Reproduce verbatim every line from the one that includes "Read all visible content and emit it as JSON." to the closing line of the entries; omit everything before it.
start Dataset rows
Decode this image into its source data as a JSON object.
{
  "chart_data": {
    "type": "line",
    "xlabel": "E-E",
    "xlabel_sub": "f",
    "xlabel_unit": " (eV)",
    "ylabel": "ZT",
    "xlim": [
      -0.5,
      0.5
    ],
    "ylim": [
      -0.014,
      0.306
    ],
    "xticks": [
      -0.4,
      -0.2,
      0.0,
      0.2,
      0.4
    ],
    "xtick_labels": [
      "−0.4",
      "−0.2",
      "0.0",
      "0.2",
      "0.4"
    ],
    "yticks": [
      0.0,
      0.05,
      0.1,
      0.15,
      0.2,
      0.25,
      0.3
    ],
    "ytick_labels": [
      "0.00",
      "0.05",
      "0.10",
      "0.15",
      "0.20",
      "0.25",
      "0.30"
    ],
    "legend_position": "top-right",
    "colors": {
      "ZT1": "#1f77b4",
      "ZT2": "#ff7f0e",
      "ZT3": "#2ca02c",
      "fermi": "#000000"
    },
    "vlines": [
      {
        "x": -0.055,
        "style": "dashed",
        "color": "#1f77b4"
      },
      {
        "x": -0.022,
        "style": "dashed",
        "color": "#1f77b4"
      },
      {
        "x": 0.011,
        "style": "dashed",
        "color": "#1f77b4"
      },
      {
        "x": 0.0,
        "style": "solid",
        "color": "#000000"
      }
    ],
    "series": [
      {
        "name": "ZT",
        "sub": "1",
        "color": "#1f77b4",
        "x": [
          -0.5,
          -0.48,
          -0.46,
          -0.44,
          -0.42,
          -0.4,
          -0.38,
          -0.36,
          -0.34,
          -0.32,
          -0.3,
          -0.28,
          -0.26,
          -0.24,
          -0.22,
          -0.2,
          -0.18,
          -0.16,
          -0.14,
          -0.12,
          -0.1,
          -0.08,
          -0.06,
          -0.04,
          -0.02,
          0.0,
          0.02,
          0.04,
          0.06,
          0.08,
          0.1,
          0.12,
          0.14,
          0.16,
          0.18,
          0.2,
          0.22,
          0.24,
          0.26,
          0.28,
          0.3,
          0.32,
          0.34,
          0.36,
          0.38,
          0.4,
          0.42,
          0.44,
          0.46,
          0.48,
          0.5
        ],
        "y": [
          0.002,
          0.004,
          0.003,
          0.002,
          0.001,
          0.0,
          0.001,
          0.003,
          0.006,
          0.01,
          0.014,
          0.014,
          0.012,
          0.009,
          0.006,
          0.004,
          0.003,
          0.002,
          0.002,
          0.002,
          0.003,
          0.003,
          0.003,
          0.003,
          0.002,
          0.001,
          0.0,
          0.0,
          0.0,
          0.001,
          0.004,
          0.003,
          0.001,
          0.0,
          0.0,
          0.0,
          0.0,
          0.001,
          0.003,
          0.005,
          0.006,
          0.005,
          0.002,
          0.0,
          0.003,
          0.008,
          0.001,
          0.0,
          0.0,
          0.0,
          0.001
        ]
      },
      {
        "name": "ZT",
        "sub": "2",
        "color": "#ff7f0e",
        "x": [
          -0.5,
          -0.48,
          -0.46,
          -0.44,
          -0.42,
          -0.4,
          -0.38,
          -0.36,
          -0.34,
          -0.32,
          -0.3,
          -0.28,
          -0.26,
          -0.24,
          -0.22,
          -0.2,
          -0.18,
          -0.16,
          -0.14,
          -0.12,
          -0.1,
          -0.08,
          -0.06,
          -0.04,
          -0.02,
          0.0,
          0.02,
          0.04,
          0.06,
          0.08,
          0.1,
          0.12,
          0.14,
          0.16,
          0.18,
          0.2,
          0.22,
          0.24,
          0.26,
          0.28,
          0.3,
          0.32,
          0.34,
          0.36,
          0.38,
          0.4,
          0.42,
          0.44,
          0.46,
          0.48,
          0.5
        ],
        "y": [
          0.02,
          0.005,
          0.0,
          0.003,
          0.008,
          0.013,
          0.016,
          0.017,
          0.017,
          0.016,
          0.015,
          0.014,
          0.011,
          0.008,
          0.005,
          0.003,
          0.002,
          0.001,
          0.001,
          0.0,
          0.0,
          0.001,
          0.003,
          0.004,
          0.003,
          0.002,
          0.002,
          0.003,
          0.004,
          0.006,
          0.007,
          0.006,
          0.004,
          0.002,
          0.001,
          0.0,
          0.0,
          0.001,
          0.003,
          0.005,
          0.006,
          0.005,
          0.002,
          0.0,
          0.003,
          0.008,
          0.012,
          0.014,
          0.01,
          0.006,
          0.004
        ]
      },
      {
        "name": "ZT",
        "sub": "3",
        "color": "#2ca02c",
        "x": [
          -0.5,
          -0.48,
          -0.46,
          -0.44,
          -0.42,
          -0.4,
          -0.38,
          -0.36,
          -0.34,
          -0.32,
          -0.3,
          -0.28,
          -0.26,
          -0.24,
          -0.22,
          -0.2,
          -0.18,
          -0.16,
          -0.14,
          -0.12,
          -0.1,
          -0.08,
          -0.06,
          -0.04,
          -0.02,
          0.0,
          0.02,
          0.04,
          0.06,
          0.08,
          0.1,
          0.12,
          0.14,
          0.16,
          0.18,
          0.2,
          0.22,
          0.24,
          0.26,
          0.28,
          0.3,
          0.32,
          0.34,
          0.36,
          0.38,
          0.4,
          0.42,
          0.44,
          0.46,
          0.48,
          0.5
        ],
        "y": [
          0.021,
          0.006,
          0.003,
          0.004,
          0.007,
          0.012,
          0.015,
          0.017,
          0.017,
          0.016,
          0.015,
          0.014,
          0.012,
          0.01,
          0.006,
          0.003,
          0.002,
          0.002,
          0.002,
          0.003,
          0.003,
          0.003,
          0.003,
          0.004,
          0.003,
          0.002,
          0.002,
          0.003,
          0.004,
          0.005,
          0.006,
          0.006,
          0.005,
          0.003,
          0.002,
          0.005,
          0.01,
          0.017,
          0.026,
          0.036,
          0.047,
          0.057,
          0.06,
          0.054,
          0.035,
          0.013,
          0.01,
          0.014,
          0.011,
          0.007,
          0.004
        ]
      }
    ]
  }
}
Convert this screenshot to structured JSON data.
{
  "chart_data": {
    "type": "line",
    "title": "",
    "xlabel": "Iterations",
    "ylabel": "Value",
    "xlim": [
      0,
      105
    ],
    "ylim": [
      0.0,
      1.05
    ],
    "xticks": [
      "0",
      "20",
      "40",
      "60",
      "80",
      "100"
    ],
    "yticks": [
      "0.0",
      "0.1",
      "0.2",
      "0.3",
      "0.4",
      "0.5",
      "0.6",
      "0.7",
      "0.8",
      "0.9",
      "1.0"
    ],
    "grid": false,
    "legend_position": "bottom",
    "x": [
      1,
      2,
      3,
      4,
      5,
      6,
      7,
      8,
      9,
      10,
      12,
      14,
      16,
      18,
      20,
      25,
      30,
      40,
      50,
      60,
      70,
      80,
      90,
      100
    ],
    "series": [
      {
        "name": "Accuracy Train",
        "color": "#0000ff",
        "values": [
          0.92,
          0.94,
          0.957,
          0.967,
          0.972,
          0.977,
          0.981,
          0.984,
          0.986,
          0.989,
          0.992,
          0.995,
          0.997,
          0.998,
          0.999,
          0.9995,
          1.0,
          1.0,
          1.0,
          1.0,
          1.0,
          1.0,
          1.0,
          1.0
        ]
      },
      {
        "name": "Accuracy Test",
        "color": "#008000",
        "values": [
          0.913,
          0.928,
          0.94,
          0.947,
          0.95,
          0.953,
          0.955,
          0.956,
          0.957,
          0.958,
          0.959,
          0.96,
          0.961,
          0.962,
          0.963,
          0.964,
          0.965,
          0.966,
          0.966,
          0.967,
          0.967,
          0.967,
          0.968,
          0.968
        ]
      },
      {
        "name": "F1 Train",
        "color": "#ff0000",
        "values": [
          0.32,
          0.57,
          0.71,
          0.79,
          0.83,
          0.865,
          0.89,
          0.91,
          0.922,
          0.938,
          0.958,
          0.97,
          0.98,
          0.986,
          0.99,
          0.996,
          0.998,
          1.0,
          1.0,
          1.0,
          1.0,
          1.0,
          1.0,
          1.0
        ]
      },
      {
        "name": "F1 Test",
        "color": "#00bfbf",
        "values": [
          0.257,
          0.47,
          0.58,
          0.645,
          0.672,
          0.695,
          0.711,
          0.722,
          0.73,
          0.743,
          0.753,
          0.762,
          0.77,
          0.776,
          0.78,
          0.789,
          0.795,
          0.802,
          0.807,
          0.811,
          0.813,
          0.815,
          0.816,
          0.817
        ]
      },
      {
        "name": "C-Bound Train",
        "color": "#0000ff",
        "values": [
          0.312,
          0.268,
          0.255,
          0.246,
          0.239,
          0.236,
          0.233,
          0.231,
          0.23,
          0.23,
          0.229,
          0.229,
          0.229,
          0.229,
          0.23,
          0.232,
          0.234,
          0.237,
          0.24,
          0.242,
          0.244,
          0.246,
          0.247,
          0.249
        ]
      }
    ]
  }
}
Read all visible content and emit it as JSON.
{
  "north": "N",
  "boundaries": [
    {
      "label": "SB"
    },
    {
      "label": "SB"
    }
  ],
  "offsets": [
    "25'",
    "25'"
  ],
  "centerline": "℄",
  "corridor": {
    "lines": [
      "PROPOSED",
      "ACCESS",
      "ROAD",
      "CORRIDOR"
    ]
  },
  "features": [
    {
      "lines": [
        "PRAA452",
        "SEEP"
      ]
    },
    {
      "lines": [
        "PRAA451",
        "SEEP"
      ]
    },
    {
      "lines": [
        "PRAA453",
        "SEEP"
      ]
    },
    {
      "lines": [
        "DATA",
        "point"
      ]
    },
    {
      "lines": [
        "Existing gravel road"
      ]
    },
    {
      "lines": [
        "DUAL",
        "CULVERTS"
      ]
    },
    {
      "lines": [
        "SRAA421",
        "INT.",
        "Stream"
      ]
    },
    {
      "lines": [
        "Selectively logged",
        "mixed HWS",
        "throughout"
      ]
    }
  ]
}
end Dataset rows
Solution for this problem —
Read all visible content and emit it as JSON.
{
  "north": "N",
  "boundaries": [
    {
      "label": "SB"
    },
    {
      "label": "SB"
    }
  ],
  "offsets": [
    "25'",
    "25'"
  ],
  "centerline": "℄",
  "corridor": {
    "lines": [
      "PROPOSED",
      "ACCESS",
      "ROAD",
      "CORRIDOR"
    ]
  },
  "features": [
    {
      "lines": [
        "PRAA452",
        "SEEP"
      ]
    },
    {
      "lines": [
        "PRAA451",
        "SEEP"
      ]
    },
    {
      "lines": [
        "PRAA453",
        "SEEP"
      ]
    },
    {
      "lines": [
        "DATA",
        "point"
      ]
    },
    {
      "lines": [
        "Existing gravel road"
      ]
    },
    {
      "lines": [
        "DUAL",
        "CULVERTS"
      ]
    },
    {
      "lines": [
        "SRAA421",
        "INT.",
        "Stream"
      ]
    },
    {
      "lines": [
        "Selectively logged",
        "mixed HWS",
        "throughout"
      ]
    }
  ]
}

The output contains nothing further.